[Excerpts from a figure dataset]
==================================================

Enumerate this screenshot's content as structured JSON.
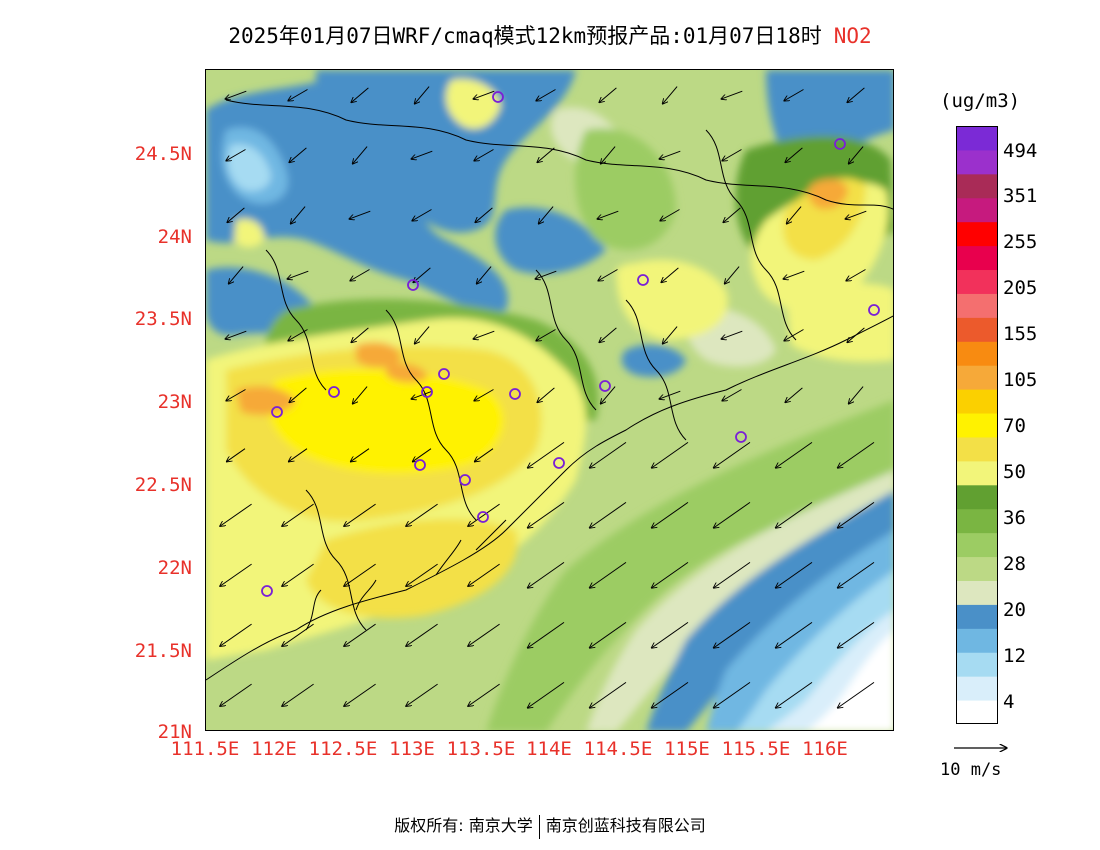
{
  "title": {
    "text": "2025年01月07日WRF/cmaq模式12km预报产品:01月07日18时",
    "pollutant": "NO2",
    "pollutant_color": "#e8312a"
  },
  "axes": {
    "y_ticks": [
      "24.5N",
      "24N",
      "23.5N",
      "23N",
      "22.5N",
      "22N",
      "21.5N",
      "21N"
    ],
    "x_ticks": [
      "111.5E",
      "112E",
      "112.5E",
      "113E",
      "113.5E",
      "114E",
      "114.5E",
      "115E",
      "115.5E",
      "116E"
    ],
    "tick_color": "#e8312a"
  },
  "colorbar": {
    "unit": "(ug/m3)",
    "bins": [
      {
        "color": "#ffffff"
      },
      {
        "color": "#d9eefa"
      },
      {
        "color": "#a6dbf2"
      },
      {
        "color": "#6fb7e2"
      },
      {
        "color": "#4a90c8"
      },
      {
        "color": "#dde7bf"
      },
      {
        "color": "#bcd985"
      },
      {
        "color": "#9ccc63"
      },
      {
        "color": "#7ab542"
      },
      {
        "color": "#61a031"
      },
      {
        "color": "#f2f57a"
      },
      {
        "color": "#f3e047"
      },
      {
        "color": "#fff200"
      },
      {
        "color": "#fbd000"
      },
      {
        "color": "#f6a939"
      },
      {
        "color": "#f88b11"
      },
      {
        "color": "#ec5a2c"
      },
      {
        "color": "#f46f6f"
      },
      {
        "color": "#f2315b"
      },
      {
        "color": "#e8004d"
      },
      {
        "color": "#ff0000"
      },
      {
        "color": "#c61a7e"
      },
      {
        "color": "#a92b57"
      },
      {
        "color": "#9b30cc"
      },
      {
        "color": "#7b2ad6"
      }
    ],
    "labels": [
      "4",
      "12",
      "20",
      "28",
      "36",
      "50",
      "70",
      "105",
      "155",
      "205",
      "255",
      "351",
      "494"
    ]
  },
  "wind_reference": {
    "label": "10 m/s"
  },
  "stations_color": "#7a1fd6",
  "copyright": {
    "left": "版权所有: 南京大学",
    "right": "南京创蓝科技有限公司"
  }
}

==================================================

## Prompt
Leave the pictures out, and print every line of the listing exactly as written.

## The answer
Enumerate this screenshot's content as structured JSON.
{
  "title": {
    "text": "2025年01月07日WRF/cmaq模式12km预报产品:01月07日18时",
    "pollutant": "NO2",
    "pollutant_color": "#e8312a"
  },
  "axes": {
    "y_ticks": [
      "24.5N",
      "24N",
      "23.5N",
      "23N",
      "22.5N",
      "22N",
      "21.5N",
      "21N"
    ],
    "x_ticks": [
      "111.5E",
      "112E",
      "112.5E",
      "113E",
      "113.5E",
      "114E",
      "114.5E",
      "115E",
      "115.5E",
      "116E"
    ],
    "tick_color": "#e8312a"
  },
  "colorbar": {
    "unit": "(ug/m3)",
    "bins": [
      {
        "color": "#ffffff"
      },
      {
        "color": "#d9eefa"
      },
      {
        "color": "#a6dbf2"
      },
      {
        "color": "#6fb7e2"
      },
      {
        "color": "#4a90c8"
      },
      {
        "color": "#dde7bf"
      },
      {
        "color": "#bcd985"
      },
      {
        "color": "#9ccc63"
      },
      {
        "color": "#7ab542"
      },
      {
        "color": "#61a031"
      },
      {
        "color": "#f2f57a"
      },
      {
        "color": "#f3e047"
      },
      {
        "color": "#fff200"
      },
      {
        "color": "#fbd000"
      },
      {
        "color": "#f6a939"
      },
      {
        "color": "#f88b11"
      },
      {
        "color": "#ec5a2c"
      },
      {
        "color": "#f46f6f"
      },
      {
        "color": "#f2315b"
      },
      {
        "color": "#e8004d"
      },
      {
        "color": "#ff0000"
      },
      {
        "color": "#c61a7e"
      },
      {
        "color": "#a92b57"
      },
      {
        "color": "#9b30cc"
      },
      {
        "color": "#7b2ad6"
      }
    ],
    "labels": [
      "4",
      "12",
      "20",
      "28",
      "36",
      "50",
      "70",
      "105",
      "155",
      "205",
      "255",
      "351",
      "494"
    ]
  },
  "wind_reference": {
    "label": "10 m/s"
  },
  "stations_color": "#7a1fd6",
  "copyright": {
    "left": "版权所有: 南京大学",
    "right": "南京创蓝科技有限公司"
  }
}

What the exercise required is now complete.